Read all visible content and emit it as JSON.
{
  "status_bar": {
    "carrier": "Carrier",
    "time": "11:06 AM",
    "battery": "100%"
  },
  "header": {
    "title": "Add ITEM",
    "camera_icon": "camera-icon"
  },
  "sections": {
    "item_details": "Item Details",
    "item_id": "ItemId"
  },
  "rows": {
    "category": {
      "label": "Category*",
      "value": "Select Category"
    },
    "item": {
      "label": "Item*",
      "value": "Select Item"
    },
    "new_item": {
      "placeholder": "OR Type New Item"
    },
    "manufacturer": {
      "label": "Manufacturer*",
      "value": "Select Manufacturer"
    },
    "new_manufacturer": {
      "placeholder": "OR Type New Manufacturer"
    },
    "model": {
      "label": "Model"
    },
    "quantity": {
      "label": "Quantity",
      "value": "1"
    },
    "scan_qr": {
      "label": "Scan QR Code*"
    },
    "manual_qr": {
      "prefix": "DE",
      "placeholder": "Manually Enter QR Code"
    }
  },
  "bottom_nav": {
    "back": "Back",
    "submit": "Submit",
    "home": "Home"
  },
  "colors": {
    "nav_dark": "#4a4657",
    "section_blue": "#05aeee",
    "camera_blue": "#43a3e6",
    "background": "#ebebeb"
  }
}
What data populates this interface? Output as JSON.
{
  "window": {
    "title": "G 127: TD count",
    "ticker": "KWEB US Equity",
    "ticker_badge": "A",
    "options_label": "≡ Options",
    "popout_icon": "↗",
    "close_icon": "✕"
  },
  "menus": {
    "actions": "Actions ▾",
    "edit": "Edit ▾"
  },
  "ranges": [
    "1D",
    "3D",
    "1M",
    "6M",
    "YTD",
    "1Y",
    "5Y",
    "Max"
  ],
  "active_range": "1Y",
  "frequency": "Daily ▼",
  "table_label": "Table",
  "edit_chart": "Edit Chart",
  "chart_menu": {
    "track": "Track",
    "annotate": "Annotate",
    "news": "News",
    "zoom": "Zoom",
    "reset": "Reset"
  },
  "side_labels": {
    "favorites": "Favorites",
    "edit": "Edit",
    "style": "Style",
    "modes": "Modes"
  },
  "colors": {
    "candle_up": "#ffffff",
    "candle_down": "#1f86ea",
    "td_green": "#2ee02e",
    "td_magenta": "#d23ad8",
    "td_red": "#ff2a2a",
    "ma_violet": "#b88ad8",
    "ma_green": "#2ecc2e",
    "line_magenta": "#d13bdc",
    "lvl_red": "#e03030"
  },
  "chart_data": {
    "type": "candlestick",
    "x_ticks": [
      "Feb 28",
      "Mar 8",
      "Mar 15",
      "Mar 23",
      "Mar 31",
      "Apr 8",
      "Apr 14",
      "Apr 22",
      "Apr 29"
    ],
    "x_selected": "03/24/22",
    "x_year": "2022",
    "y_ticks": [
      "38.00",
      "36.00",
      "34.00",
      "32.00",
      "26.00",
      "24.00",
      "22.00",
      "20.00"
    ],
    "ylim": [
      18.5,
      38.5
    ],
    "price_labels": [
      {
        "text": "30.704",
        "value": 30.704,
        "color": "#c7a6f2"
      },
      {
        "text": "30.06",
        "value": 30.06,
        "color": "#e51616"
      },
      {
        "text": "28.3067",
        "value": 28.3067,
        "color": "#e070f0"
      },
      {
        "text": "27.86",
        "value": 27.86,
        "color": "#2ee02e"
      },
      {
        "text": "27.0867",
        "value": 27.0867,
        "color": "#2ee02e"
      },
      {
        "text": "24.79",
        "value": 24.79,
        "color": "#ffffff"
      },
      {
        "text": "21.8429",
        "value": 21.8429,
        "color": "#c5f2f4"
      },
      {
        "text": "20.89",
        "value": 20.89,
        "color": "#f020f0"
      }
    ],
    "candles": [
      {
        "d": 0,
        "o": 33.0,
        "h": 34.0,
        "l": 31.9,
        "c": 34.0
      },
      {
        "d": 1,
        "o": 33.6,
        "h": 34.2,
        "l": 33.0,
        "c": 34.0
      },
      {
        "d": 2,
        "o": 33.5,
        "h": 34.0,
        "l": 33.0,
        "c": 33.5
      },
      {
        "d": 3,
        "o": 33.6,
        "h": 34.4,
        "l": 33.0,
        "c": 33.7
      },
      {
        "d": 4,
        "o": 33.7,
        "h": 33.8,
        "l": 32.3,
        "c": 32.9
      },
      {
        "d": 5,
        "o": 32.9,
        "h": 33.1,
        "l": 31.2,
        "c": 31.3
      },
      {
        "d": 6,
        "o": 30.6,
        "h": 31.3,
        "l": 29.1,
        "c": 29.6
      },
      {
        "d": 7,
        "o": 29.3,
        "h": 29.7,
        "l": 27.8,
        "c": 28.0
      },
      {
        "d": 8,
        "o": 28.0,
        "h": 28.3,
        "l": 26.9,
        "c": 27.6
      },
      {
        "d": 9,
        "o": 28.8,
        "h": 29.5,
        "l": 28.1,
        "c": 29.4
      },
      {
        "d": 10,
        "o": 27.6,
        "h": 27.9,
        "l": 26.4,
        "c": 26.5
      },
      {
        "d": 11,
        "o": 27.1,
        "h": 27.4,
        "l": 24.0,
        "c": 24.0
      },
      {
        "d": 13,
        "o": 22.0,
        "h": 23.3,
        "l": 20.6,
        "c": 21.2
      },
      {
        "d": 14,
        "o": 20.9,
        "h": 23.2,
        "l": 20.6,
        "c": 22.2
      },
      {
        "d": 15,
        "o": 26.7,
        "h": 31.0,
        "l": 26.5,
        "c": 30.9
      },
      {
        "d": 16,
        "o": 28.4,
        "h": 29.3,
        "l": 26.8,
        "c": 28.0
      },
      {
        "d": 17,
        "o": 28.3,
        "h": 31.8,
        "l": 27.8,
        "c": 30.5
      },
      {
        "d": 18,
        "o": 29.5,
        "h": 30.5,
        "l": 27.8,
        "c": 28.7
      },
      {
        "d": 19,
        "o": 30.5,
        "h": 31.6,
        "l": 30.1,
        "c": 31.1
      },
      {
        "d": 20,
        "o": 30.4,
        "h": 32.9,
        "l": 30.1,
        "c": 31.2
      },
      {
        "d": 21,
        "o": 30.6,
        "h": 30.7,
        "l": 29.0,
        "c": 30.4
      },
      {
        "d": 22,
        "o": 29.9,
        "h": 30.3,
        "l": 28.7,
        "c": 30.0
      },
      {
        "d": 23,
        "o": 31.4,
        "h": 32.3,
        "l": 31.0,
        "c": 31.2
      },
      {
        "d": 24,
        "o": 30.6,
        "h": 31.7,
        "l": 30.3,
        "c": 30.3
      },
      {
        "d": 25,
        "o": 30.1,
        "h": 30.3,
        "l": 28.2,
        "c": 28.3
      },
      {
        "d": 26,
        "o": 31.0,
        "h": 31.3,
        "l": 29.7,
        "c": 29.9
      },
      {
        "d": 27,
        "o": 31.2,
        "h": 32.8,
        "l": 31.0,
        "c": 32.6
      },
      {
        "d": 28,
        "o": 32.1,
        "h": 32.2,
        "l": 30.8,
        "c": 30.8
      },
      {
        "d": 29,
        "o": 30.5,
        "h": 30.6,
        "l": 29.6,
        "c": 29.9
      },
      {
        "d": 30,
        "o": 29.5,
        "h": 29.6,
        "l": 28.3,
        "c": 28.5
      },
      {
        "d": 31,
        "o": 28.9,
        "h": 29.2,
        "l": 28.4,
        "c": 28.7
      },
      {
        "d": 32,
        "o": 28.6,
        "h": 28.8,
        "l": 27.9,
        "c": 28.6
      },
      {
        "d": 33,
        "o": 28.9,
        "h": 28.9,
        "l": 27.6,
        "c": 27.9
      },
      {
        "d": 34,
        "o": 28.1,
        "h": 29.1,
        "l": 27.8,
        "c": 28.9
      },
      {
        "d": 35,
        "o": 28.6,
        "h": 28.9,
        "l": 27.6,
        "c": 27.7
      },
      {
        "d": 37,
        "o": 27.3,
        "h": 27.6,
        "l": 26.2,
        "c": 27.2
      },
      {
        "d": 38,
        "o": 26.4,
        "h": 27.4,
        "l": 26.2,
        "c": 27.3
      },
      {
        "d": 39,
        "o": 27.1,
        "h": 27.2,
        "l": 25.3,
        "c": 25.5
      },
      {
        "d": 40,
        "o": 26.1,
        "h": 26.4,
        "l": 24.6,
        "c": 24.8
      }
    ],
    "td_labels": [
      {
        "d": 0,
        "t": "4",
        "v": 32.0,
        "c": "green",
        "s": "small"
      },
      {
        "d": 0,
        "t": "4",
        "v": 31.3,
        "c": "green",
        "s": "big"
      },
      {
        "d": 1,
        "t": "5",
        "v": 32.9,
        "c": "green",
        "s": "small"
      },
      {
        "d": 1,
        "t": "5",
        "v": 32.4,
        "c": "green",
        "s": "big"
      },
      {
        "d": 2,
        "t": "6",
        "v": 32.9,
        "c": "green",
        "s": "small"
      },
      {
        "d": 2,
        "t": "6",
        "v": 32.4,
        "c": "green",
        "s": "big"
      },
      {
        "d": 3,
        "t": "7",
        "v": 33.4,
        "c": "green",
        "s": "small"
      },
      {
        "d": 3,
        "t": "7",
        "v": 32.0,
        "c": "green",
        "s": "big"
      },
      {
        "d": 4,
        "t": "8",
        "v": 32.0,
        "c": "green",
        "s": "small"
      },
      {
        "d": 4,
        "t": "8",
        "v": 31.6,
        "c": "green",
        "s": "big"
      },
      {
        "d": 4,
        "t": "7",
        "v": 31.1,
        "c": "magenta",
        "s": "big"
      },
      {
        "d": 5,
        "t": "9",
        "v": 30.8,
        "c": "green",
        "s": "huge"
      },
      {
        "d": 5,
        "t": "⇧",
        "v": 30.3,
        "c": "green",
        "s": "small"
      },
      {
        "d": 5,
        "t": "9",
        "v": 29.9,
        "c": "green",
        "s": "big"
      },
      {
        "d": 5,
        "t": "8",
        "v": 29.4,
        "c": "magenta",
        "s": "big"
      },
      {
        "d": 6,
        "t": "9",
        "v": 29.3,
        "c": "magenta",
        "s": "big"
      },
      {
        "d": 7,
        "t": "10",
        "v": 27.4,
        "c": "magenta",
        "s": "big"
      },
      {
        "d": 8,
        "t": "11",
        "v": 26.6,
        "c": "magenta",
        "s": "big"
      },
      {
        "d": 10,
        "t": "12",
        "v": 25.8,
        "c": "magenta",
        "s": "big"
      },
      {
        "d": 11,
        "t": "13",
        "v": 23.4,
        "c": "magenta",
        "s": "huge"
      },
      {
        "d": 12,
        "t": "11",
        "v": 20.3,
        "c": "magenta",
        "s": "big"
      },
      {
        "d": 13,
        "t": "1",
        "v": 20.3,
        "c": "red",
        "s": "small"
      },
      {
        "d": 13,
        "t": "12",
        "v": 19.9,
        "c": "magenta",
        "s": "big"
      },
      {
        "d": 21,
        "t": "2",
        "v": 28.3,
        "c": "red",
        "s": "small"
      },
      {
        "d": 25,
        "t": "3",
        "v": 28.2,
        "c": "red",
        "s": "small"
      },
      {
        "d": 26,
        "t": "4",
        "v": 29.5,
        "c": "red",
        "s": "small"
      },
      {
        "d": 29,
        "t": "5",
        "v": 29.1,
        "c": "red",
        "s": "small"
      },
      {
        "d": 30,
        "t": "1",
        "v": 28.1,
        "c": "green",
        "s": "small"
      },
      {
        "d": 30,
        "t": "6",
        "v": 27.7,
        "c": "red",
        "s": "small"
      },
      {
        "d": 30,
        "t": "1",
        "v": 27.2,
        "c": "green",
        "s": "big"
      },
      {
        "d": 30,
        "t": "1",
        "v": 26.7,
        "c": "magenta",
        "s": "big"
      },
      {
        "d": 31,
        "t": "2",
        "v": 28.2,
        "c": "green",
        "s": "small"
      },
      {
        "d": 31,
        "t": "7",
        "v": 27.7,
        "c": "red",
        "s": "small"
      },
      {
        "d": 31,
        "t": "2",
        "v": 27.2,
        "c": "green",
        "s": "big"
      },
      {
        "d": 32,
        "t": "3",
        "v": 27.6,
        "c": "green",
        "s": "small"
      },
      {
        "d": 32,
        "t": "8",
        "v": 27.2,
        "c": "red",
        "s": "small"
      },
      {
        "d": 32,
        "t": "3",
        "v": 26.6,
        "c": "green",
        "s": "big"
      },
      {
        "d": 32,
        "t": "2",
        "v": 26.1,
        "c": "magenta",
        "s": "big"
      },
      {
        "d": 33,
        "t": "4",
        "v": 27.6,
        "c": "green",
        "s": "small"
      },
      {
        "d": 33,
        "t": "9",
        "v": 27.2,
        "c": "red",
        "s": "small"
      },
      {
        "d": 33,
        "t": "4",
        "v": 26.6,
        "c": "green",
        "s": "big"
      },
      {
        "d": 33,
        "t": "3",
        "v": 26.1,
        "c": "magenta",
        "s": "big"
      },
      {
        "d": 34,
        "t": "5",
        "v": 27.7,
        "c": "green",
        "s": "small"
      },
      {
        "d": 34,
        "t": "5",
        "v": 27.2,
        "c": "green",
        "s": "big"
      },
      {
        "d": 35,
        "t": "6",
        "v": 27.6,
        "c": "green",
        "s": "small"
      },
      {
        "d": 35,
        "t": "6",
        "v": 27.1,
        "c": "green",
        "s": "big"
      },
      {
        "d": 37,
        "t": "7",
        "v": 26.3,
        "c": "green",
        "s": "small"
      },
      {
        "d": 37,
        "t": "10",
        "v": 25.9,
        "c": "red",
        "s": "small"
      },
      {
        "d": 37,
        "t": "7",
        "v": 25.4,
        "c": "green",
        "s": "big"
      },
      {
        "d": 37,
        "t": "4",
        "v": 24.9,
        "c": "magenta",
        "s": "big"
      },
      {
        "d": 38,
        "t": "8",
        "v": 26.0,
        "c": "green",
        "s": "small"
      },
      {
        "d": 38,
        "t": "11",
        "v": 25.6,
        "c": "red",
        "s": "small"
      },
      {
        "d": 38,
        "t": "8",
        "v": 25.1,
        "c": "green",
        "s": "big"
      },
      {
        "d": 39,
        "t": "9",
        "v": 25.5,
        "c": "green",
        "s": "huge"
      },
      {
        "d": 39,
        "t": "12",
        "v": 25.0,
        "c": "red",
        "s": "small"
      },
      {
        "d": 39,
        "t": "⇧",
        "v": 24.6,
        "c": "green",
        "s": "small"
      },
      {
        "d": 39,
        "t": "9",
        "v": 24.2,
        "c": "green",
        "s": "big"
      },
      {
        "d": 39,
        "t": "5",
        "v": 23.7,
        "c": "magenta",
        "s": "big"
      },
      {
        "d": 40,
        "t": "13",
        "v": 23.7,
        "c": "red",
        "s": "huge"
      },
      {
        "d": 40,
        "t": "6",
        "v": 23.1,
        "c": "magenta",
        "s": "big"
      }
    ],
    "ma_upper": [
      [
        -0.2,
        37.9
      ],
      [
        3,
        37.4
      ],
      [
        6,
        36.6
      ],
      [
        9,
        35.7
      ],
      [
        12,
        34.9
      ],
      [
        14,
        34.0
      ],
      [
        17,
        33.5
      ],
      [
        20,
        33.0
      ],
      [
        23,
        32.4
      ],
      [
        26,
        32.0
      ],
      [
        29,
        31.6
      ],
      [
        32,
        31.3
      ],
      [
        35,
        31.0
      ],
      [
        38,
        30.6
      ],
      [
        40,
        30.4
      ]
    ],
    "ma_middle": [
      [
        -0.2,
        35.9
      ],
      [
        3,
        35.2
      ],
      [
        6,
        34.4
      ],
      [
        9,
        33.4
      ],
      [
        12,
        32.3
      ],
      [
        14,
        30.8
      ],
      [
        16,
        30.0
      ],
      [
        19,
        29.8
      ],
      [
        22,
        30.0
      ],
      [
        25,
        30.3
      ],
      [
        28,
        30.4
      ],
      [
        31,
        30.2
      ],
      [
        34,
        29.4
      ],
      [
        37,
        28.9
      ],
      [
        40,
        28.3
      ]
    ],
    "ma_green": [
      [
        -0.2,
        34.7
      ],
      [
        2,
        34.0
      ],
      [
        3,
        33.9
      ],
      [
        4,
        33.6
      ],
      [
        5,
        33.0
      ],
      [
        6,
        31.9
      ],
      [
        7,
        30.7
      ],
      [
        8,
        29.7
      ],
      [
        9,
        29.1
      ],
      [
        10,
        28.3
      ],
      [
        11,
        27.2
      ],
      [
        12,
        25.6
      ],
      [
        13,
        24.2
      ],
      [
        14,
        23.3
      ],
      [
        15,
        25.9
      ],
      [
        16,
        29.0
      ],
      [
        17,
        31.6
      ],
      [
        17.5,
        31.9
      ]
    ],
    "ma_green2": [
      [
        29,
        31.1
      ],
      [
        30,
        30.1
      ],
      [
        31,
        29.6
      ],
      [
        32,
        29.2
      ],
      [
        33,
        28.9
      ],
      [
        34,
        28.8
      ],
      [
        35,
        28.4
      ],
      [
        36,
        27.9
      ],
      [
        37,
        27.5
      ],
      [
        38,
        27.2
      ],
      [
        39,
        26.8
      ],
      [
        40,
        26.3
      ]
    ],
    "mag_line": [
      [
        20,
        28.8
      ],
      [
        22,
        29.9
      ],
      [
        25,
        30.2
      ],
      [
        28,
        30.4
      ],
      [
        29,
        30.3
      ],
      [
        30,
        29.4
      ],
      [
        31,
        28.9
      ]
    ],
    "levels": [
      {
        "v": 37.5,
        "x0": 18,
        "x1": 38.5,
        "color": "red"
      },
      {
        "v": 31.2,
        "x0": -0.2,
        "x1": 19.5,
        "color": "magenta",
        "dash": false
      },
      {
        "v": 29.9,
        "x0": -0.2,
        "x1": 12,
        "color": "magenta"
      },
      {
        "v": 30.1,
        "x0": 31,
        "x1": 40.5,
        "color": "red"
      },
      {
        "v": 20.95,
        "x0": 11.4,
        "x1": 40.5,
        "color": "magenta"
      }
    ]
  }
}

▶ Task statement:
Which lines contain the word "text"? Return each of them.

▶ Task response:
        "text": "30.704",
        "text": "30.06",
        "text": "28.3067",
        "text": "27.86",
        "text": "27.0867",
        "text": "24.79",
        "text": "21.8429",
        "text": "20.89",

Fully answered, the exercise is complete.